* Task goal
Give every entry again, word for word.

* Data items
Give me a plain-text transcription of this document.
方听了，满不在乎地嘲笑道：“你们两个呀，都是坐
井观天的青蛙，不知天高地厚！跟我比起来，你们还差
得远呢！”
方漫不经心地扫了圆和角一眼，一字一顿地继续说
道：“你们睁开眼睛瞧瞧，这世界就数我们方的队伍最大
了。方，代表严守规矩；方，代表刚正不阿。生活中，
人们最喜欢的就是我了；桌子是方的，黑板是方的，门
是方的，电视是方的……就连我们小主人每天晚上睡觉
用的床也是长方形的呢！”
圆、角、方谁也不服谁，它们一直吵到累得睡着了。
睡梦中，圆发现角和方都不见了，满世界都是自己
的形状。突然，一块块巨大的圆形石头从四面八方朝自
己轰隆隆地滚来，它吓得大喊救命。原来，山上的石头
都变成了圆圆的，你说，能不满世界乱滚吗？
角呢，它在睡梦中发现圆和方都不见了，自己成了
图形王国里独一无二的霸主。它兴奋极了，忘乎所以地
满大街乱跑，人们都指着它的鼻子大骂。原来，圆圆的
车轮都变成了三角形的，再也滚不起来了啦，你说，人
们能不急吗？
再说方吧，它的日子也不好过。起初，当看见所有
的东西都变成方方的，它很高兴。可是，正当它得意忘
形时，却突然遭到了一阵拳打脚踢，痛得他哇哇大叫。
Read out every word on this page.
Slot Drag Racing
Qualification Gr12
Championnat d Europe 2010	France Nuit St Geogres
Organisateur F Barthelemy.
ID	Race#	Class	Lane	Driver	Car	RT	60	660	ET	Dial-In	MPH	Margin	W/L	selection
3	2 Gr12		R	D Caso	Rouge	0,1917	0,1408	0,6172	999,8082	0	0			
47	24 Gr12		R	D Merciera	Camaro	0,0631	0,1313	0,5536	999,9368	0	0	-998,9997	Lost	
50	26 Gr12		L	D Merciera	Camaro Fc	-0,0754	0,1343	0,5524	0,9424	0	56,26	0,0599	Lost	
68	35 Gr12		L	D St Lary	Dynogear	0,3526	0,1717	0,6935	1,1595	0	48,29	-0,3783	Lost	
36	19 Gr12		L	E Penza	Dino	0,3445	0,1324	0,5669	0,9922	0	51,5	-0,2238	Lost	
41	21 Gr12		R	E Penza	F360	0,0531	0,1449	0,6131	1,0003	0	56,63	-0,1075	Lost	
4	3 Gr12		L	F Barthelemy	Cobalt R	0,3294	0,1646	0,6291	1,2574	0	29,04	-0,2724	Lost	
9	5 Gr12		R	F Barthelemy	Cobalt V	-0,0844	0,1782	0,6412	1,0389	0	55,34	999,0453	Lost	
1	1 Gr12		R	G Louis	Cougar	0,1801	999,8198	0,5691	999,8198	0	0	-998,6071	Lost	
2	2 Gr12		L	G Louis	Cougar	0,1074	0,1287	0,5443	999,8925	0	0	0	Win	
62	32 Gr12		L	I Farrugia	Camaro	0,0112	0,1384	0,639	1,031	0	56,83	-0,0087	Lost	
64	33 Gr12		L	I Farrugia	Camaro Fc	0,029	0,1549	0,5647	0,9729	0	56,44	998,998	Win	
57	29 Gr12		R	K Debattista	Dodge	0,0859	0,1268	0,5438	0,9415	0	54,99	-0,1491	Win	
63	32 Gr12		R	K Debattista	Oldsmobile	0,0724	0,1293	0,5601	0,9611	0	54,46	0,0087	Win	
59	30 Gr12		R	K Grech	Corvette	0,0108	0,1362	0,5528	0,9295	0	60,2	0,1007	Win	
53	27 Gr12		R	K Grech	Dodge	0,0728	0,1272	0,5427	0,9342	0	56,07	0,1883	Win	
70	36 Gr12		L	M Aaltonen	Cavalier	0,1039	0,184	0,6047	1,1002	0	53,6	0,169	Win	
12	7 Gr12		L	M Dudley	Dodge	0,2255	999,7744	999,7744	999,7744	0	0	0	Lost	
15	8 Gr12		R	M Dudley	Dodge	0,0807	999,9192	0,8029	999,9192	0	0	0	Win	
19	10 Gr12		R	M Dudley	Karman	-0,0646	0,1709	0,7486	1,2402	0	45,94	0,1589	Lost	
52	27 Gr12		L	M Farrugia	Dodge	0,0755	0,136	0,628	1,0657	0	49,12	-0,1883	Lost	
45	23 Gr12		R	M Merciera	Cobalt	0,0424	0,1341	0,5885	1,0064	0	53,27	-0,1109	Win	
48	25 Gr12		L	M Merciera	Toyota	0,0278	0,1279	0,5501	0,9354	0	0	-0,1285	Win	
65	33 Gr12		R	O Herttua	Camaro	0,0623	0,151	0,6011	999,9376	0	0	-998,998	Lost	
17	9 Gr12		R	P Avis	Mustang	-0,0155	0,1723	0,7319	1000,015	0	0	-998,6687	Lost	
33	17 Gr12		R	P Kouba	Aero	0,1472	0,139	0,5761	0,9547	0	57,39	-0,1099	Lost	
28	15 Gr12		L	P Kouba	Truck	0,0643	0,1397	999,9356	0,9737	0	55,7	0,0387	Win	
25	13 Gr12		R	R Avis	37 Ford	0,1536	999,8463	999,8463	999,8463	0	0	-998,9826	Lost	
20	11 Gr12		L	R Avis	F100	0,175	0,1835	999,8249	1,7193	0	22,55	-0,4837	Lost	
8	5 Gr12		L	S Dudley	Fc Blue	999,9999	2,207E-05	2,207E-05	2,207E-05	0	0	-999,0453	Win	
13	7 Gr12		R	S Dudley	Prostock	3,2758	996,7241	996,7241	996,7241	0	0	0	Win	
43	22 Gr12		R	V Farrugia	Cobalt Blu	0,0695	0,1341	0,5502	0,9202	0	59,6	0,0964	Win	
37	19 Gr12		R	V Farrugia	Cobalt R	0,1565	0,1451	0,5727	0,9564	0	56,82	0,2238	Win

* Written solution
Give me a plain-text transcription of this document.
方听了，满不在乎地嘲笑道：“你们两个呀，都是坐
井观天的青蛙，不知天高地厚！跟我比起来，你们还差
得远呢！”
方漫不经心地扫了圆和角一眼，一字一顿地继续说
道：“你们睁开眼睛瞧瞧，这世界就数我们方的队伍最大
了。方，代表严守规矩；方，代表刚正不阿。生活中，
人们最喜欢的就是我了；桌子是方的，黑板是方的，门
是方的，电视是方的……就连我们小主人每天晚上睡觉
用的床也是长方形的呢！”
圆、角、方谁也不服谁，它们一直吵到累得睡着了。
睡梦中，圆发现角和方都不见了，满世界都是自己
的形状。突然，一块块巨大的圆形石头从四面八方朝自
己轰隆隆地滚来，它吓得大喊救命。原来，山上的石头
都变成了圆圆的，你说，能不满世界乱滚吗？
角呢，它在睡梦中发现圆和方都不见了，自己成了
图形王国里独一无二的霸主。它兴奋极了，忘乎所以地
满大街乱跑，人们都指着它的鼻子大骂。原来，圆圆的
车轮都变成了三角形的，再也滚不起来了啦，你说，人
们能不急吗？
再说方吧，它的日子也不好过。起初，当看见所有
的东西都变成方方的，它很高兴。可是，正当它得意忘
形时，却突然遭到了一阵拳打脚踢，痛得他哇哇大叫。
Read out every word on this page.
Slot Drag Racing
Qualification Gr12
Championnat d Europe 2010	France Nuit St Geogres
Organisateur F Barthelemy.
ID	Race#	Class	Lane	Driver	Car	RT	60	660	ET	Dial-In	MPH	Margin	W/L	selection
3	2 Gr12		R	D Caso	Rouge	0,1917	0,1408	0,6172	999,8082	0	0			
47	24 Gr12		R	D Merciera	Camaro	0,0631	0,1313	0,5536	999,9368	0	0	-998,9997	Lost	
50	26 Gr12		L	D Merciera	Camaro Fc	-0,0754	0,1343	0,5524	0,9424	0	56,26	0,0599	Lost	
68	35 Gr12		L	D St Lary	Dynogear	0,3526	0,1717	0,6935	1,1595	0	48,29	-0,3783	Lost	
36	19 Gr12		L	E Penza	Dino	0,3445	0,1324	0,5669	0,9922	0	51,5	-0,2238	Lost	
41	21 Gr12		R	E Penza	F360	0,0531	0,1449	0,6131	1,0003	0	56,63	-0,1075	Lost	
4	3 Gr12		L	F Barthelemy	Cobalt R	0,3294	0,1646	0,6291	1,2574	0	29,04	-0,2724	Lost	
9	5 Gr12		R	F Barthelemy	Cobalt V	-0,0844	0,1782	0,6412	1,0389	0	55,34	999,0453	Lost	
1	1 Gr12		R	G Louis	Cougar	0,1801	999,8198	0,5691	999,8198	0	0	-998,6071	Lost	
2	2 Gr12		L	G Louis	Cougar	0,1074	0,1287	0,5443	999,8925	0	0	0	Win	
62	32 Gr12		L	I Farrugia	Camaro	0,0112	0,1384	0,639	1,031	0	56,83	-0,0087	Lost	
64	33 Gr12		L	I Farrugia	Camaro Fc	0,029	0,1549	0,5647	0,9729	0	56,44	998,998	Win	
57	29 Gr12		R	K Debattista	Dodge	0,0859	0,1268	0,5438	0,9415	0	54,99	-0,1491	Win	
63	32 Gr12		R	K Debattista	Oldsmobile	0,0724	0,1293	0,5601	0,9611	0	54,46	0,0087	Win	
59	30 Gr12		R	K Grech	Corvette	0,0108	0,1362	0,5528	0,9295	0	60,2	0,1007	Win	
53	27 Gr12		R	K Grech	Dodge	0,0728	0,1272	0,5427	0,9342	0	56,07	0,1883	Win	
70	36 Gr12		L	M Aaltonen	Cavalier	0,1039	0,184	0,6047	1,1002	0	53,6	0,169	Win	
12	7 Gr12		L	M Dudley	Dodge	0,2255	999,7744	999,7744	999,7744	0	0	0	Lost	
15	8 Gr12		R	M Dudley	Dodge	0,0807	999,9192	0,8029	999,9192	0	0	0	Win	
19	10 Gr12		R	M Dudley	Karman	-0,0646	0,1709	0,7486	1,2402	0	45,94	0,1589	Lost	
52	27 Gr12		L	M Farrugia	Dodge	0,0755	0,136	0,628	1,0657	0	49,12	-0,1883	Lost	
45	23 Gr12		R	M Merciera	Cobalt	0,0424	0,1341	0,5885	1,0064	0	53,27	-0,1109	Win	
48	25 Gr12		L	M Merciera	Toyota	0,0278	0,1279	0,5501	0,9354	0	0	-0,1285	Win	
65	33 Gr12		R	O Herttua	Camaro	0,0623	0,151	0,6011	999,9376	0	0	-998,998	Lost	
17	9 Gr12		R	P Avis	Mustang	-0,0155	0,1723	0,7319	1000,015	0	0	-998,6687	Lost	
33	17 Gr12		R	P Kouba	Aero	0,1472	0,139	0,5761	0,9547	0	57,39	-0,1099	Lost	
28	15 Gr12		L	P Kouba	Truck	0,0643	0,1397	999,9356	0,9737	0	55,7	0,0387	Win	
25	13 Gr12		R	R Avis	37 Ford	0,1536	999,8463	999,8463	999,8463	0	0	-998,9826	Lost	
20	11 Gr12		L	R Avis	F100	0,175	0,1835	999,8249	1,7193	0	22,55	-0,4837	Lost	
8	5 Gr12		L	S Dudley	Fc Blue	999,9999	2,207E-05	2,207E-05	2,207E-05	0	0	-999,0453	Win	
13	7 Gr12		R	S Dudley	Prostock	3,2758	996,7241	996,7241	996,7241	0	0	0	Win	
43	22 Gr12		R	V Farrugia	Cobalt Blu	0,0695	0,1341	0,5502	0,9202	0	59,6	0,0964	Win	
37	19 Gr12		R	V Farrugia	Cobalt R	0,1565	0,1451	0,5727	0,9564	0	56,82	0,2238	Win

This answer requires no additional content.